## TASK:
Look through the data below and report how many lines include "应用电子技术". Only the number should be given.
-- start of EXTRACTED DATA --
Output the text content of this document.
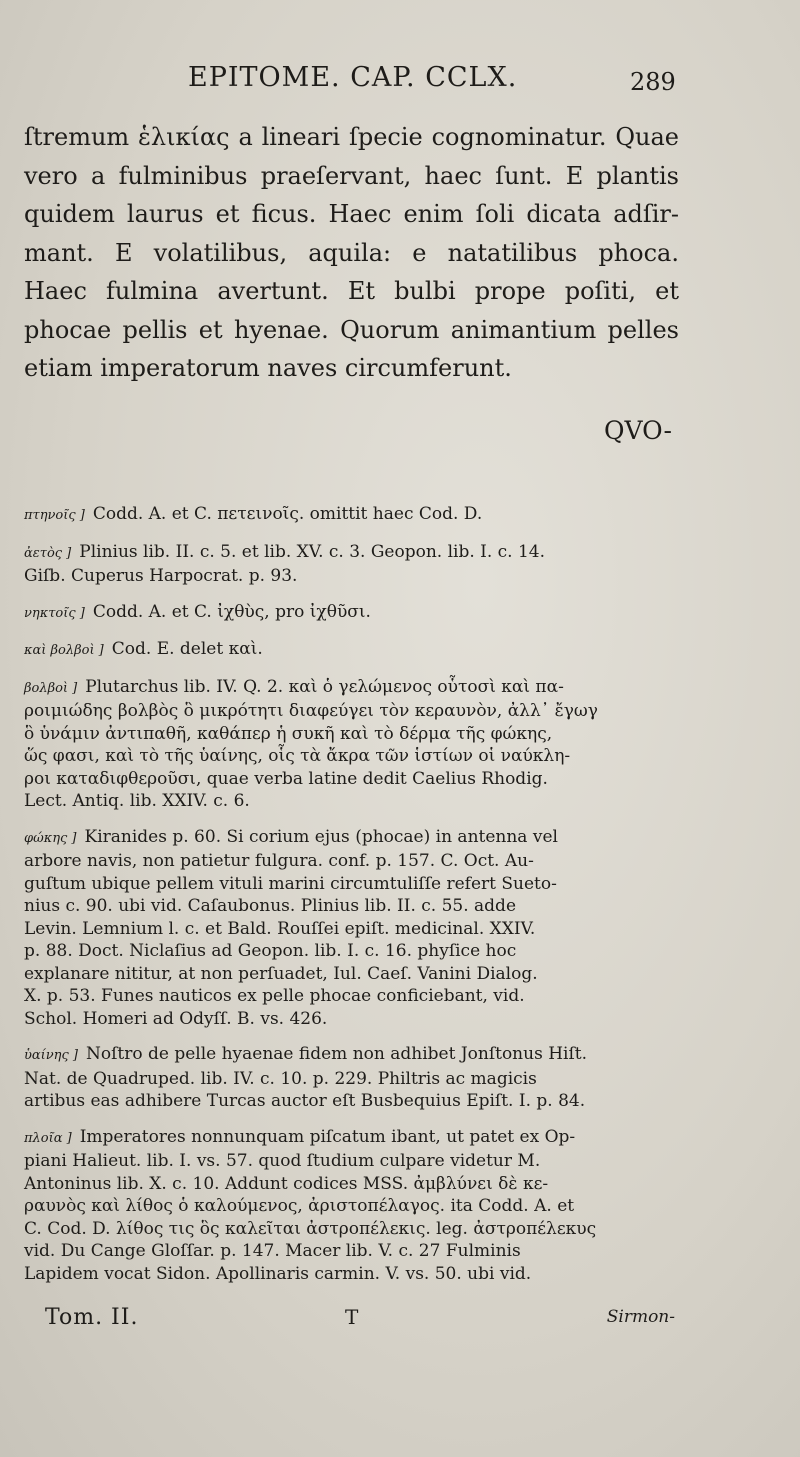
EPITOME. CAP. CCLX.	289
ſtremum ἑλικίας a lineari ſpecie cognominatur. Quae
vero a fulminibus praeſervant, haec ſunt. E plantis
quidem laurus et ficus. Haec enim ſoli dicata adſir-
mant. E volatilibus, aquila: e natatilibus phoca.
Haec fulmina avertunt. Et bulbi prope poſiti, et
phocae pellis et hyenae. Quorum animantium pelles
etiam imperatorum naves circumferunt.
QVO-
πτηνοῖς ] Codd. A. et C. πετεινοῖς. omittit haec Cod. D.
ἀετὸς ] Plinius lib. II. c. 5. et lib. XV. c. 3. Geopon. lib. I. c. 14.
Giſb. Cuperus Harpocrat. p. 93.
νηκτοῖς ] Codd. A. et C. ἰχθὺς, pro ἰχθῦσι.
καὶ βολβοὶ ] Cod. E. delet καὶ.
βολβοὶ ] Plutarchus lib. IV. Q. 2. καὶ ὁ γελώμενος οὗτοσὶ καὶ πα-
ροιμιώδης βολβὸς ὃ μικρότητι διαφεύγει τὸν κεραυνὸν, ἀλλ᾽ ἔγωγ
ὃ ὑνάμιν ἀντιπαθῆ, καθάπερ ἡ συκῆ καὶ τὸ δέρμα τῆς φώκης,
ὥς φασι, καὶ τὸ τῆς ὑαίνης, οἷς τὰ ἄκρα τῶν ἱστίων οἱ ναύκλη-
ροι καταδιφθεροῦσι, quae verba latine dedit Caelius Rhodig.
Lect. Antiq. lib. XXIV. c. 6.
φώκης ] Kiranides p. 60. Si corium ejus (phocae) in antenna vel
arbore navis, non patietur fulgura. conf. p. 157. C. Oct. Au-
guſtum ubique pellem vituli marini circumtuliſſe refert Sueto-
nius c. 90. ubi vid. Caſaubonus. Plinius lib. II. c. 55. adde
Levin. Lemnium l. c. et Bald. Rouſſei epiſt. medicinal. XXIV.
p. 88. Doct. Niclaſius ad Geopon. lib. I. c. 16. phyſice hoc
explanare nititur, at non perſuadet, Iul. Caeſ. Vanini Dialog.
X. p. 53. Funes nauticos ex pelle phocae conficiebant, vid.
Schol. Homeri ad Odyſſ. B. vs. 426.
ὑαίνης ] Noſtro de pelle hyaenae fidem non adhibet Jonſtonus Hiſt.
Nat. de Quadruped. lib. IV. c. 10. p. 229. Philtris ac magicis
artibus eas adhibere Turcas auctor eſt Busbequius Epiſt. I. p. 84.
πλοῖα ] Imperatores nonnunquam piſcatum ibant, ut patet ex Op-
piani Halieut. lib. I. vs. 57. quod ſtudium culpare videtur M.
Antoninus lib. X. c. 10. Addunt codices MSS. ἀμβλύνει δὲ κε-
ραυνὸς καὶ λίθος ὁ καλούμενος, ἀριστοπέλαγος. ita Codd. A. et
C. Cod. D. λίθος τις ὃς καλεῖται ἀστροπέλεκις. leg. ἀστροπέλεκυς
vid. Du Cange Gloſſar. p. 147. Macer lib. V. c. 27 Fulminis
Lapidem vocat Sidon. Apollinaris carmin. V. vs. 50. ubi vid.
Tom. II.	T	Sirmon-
-- end of EXTRACTED DATA --
-- start of EXTRACTED DATA --
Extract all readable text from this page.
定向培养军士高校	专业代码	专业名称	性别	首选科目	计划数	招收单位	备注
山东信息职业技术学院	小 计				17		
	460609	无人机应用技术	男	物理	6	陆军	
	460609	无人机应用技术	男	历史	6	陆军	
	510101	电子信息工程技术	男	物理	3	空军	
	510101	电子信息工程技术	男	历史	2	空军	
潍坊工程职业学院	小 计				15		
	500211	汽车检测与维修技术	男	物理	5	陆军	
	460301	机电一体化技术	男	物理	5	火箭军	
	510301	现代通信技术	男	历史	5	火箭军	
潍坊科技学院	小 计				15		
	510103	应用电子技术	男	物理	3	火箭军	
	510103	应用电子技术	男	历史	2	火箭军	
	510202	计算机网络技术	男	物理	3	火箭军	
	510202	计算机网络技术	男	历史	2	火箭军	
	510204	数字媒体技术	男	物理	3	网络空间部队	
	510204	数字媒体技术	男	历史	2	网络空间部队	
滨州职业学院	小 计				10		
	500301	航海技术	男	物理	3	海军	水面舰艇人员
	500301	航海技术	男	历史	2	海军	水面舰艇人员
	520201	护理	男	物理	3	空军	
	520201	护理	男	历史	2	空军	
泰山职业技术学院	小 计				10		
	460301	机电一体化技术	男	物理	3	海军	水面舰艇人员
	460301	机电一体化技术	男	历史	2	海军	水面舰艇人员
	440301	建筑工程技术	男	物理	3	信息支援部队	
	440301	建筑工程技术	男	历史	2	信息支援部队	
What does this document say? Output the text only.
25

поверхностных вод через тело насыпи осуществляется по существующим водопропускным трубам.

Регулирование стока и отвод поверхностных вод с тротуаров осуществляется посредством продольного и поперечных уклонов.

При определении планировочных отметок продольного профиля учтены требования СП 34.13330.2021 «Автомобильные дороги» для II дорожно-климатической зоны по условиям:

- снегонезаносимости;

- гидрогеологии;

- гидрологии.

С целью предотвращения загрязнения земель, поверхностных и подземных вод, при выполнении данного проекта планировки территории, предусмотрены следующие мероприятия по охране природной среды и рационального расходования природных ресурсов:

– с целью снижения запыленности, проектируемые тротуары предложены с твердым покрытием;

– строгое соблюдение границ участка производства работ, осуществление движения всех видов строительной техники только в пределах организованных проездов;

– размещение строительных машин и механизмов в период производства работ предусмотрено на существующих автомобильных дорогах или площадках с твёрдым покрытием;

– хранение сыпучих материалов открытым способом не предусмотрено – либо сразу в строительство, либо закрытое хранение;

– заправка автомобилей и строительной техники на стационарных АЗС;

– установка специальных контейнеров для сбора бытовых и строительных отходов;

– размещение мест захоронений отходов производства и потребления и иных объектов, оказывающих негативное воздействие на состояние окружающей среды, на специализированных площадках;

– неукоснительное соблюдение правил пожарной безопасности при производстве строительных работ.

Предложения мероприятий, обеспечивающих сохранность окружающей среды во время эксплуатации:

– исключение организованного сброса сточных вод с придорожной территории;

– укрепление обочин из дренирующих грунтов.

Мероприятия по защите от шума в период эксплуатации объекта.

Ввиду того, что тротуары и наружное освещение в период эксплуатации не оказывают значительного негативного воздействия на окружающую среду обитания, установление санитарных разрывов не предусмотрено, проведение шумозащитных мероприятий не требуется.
-- end of EXTRACTED DATA --
## FINAL ANSWER:
2